Your task is to reproduce the entries below word for word.

→ Stored data
┌────────
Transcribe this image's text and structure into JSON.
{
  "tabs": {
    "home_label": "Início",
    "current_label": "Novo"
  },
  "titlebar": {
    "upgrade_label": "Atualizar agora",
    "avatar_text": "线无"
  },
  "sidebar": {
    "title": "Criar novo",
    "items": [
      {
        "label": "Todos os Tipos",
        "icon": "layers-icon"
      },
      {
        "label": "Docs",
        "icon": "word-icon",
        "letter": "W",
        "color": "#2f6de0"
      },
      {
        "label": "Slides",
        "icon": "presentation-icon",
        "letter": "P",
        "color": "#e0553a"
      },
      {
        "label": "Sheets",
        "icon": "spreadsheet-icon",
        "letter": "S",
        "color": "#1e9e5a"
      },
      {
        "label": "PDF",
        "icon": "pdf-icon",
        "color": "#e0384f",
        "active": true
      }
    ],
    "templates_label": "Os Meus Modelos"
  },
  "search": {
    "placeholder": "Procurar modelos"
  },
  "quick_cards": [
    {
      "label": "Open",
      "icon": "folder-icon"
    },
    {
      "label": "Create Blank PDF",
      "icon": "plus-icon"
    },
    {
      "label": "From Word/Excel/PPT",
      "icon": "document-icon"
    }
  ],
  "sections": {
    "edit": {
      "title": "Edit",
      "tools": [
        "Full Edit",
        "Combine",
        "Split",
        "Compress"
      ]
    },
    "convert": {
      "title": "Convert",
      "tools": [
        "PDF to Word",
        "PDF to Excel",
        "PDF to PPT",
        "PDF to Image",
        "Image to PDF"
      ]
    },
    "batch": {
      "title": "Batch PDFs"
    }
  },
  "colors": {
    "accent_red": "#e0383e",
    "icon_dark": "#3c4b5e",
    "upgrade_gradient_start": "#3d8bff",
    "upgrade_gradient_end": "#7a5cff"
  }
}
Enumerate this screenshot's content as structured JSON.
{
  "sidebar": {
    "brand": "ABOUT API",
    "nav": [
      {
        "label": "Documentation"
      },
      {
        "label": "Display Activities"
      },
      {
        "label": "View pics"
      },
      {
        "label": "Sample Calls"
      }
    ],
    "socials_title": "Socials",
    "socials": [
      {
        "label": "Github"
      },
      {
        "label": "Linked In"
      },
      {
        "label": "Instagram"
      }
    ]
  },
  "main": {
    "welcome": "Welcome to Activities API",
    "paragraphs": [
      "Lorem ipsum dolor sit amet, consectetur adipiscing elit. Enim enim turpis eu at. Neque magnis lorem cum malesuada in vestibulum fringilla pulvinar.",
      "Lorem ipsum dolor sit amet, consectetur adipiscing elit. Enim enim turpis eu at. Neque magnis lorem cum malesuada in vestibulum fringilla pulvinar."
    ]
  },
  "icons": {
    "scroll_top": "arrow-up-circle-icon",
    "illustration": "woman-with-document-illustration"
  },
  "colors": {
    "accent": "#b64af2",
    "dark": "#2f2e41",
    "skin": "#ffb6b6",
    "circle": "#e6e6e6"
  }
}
└────────
→ Solution for this problem
Transcribe this image's text and structure into JSON.
{
  "tabs": {
    "home_label": "Início",
    "current_label": "Novo"
  },
  "titlebar": {
    "upgrade_label": "Atualizar agora",
    "avatar_text": "线无"
  },
  "sidebar": {
    "title": "Criar novo",
    "items": [
      {
        "label": "Todos os Tipos",
        "icon": "layers-icon"
      },
      {
        "label": "Docs",
        "icon": "word-icon",
        "letter": "W",
        "color": "#2f6de0"
      },
      {
        "label": "Slides",
        "icon": "presentation-icon",
        "letter": "P",
        "color": "#e0553a"
      },
      {
        "label": "Sheets",
        "icon": "spreadsheet-icon",
        "letter": "S",
        "color": "#1e9e5a"
      },
      {
        "label": "PDF",
        "icon": "pdf-icon",
        "color": "#e0384f",
        "active": true
      }
    ],
    "templates_label": "Os Meus Modelos"
  },
  "search": {
    "placeholder": "Procurar modelos"
  },
  "quick_cards": [
    {
      "label": "Open",
      "icon": "folder-icon"
    },
    {
      "label": "Create Blank PDF",
      "icon": "plus-icon"
    },
    {
      "label": "From Word/Excel/PPT",
      "icon": "document-icon"
    }
  ],
  "sections": {
    "edit": {
      "title": "Edit",
      "tools": [
        "Full Edit",
        "Combine",
        "Split",
        "Compress"
      ]
    },
    "convert": {
      "title": "Convert",
      "tools": [
        "PDF to Word",
        "PDF to Excel",
        "PDF to PPT",
        "PDF to Image",
        "Image to PDF"
      ]
    },
    "batch": {
      "title": "Batch PDFs"
    }
  },
  "colors": {
    "accent_red": "#e0383e",
    "icon_dark": "#3c4b5e",
    "upgrade_gradient_start": "#3d8bff",
    "upgrade_gradient_end": "#7a5cff"
  }
}
Enumerate this screenshot's content as structured JSON.
{
  "sidebar": {
    "brand": "ABOUT API",
    "nav": [
      {
        "label": "Documentation"
      },
      {
        "label": "Display Activities"
      },
      {
        "label": "View pics"
      },
      {
        "label": "Sample Calls"
      }
    ],
    "socials_title": "Socials",
    "socials": [
      {
        "label": "Github"
      },
      {
        "label": "Linked In"
      },
      {
        "label": "Instagram"
      }
    ]
  },
  "main": {
    "welcome": "Welcome to Activities API",
    "paragraphs": [
      "Lorem ipsum dolor sit amet, consectetur adipiscing elit. Enim enim turpis eu at. Neque magnis lorem cum malesuada in vestibulum fringilla pulvinar.",
      "Lorem ipsum dolor sit amet, consectetur adipiscing elit. Enim enim turpis eu at. Neque magnis lorem cum malesuada in vestibulum fringilla pulvinar."
    ]
  },
  "icons": {
    "scroll_top": "arrow-up-circle-icon",
    "illustration": "woman-with-document-illustration"
  },
  "colors": {
    "accent": "#b64af2",
    "dark": "#2f2e41",
    "skin": "#ffb6b6",
    "circle": "#e6e6e6"
  }
}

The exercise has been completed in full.